┌─ STORED DATA

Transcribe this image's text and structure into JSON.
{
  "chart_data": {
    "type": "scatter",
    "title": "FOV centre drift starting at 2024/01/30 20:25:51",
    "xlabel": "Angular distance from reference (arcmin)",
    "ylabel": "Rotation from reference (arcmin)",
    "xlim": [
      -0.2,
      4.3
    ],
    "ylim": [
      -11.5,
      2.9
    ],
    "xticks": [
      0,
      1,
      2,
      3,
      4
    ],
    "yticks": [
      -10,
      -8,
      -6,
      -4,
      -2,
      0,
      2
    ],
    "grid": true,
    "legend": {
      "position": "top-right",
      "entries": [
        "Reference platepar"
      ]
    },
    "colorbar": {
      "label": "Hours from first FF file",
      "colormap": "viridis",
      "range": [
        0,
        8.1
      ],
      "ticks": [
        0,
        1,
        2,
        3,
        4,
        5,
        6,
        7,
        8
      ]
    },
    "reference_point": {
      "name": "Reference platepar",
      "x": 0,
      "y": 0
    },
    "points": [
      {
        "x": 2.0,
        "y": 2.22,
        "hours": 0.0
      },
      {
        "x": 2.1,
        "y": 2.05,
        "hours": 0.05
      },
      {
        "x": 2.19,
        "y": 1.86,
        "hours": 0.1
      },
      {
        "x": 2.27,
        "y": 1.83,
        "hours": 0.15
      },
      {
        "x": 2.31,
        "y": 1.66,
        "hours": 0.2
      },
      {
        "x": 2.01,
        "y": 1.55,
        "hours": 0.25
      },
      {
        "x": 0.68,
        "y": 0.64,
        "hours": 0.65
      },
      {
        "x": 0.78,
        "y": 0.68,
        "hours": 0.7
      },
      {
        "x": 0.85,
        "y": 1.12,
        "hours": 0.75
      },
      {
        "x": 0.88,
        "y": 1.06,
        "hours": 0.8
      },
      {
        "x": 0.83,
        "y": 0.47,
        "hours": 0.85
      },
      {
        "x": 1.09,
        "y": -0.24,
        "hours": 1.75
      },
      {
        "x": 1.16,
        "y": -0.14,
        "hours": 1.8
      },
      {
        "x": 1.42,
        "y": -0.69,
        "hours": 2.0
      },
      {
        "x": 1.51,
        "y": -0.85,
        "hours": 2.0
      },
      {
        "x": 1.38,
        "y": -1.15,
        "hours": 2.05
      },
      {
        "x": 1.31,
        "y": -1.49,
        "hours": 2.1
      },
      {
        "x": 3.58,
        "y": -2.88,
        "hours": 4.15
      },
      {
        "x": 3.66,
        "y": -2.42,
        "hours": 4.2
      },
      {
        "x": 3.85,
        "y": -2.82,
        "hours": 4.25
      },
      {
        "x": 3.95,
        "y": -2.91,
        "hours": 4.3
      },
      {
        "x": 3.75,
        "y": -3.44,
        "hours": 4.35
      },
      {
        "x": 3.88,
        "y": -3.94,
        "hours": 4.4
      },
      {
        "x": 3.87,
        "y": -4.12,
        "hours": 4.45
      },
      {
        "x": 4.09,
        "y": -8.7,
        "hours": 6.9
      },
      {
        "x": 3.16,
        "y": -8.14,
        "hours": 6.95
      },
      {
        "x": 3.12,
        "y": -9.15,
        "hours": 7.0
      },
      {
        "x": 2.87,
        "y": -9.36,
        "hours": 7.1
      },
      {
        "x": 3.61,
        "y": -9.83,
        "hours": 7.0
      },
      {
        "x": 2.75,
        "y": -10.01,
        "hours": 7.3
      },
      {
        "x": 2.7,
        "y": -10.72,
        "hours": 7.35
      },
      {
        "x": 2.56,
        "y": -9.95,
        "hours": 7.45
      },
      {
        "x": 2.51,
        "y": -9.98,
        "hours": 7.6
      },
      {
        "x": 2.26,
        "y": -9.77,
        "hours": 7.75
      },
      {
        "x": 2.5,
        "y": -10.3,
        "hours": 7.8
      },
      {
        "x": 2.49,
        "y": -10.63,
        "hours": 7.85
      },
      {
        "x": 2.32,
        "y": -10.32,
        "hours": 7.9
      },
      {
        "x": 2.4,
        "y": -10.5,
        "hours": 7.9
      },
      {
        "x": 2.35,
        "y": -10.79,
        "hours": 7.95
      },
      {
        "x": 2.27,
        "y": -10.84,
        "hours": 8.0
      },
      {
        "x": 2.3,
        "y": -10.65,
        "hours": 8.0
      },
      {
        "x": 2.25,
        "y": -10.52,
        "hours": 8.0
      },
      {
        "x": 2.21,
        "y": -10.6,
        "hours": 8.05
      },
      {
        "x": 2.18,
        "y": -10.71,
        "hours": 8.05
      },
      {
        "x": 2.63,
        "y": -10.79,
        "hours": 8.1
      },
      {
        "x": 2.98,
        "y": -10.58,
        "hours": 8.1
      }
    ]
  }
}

└─
┌─ STORED DATA

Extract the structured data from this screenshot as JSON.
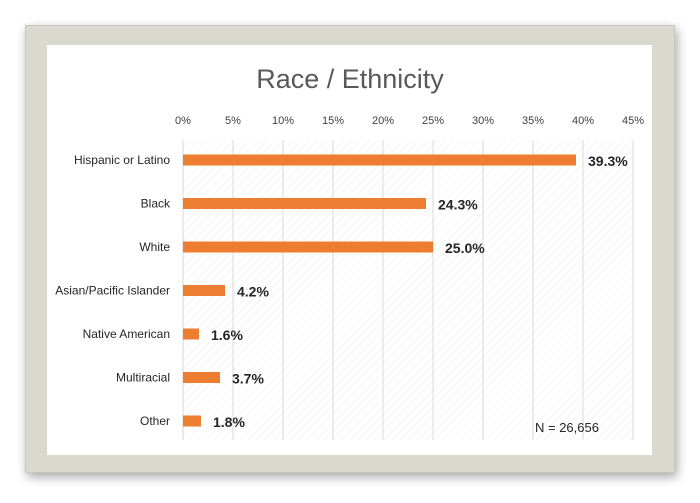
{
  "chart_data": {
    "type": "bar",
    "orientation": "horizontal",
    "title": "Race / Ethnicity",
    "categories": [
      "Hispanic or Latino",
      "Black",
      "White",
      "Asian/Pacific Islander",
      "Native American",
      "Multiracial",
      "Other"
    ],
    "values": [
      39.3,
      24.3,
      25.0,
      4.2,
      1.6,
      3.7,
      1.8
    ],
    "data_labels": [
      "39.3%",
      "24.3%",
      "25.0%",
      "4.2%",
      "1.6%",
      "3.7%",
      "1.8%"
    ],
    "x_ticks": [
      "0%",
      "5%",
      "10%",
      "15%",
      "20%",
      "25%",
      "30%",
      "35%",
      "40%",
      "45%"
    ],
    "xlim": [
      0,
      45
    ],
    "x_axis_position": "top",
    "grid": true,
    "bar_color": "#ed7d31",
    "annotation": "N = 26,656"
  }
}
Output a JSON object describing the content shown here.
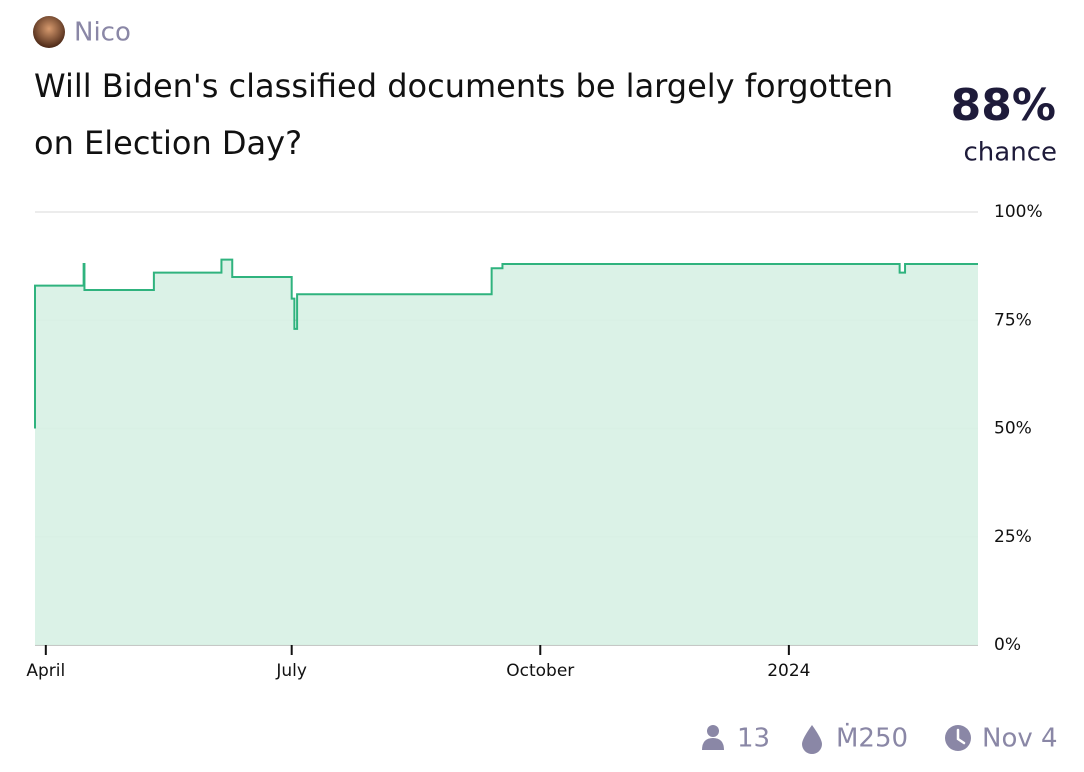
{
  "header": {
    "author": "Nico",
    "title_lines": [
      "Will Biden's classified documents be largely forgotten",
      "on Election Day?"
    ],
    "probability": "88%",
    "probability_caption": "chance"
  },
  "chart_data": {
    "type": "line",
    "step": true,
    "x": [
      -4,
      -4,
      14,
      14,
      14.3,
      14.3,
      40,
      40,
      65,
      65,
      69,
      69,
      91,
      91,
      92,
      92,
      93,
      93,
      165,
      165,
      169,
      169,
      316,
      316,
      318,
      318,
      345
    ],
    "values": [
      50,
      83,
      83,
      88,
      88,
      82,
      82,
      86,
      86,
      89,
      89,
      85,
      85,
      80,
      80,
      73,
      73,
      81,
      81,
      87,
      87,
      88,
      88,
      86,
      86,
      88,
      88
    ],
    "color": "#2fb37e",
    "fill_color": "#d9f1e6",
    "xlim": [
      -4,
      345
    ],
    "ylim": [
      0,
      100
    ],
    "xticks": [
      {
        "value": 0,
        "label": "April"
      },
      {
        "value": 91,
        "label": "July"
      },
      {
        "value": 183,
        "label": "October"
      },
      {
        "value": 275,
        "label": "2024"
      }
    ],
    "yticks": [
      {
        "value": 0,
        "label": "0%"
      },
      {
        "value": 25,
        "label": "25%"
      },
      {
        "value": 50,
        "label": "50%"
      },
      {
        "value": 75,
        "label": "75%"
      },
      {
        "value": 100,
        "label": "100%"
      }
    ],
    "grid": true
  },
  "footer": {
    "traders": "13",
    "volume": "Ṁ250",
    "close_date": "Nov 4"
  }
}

└─

__TASK DESCRIPTION__.
Which lines of the material contain the string "platepar"? List each of them.

__FULL RESPONSE__.
        "Reference platepar"
      "name": "Reference platepar",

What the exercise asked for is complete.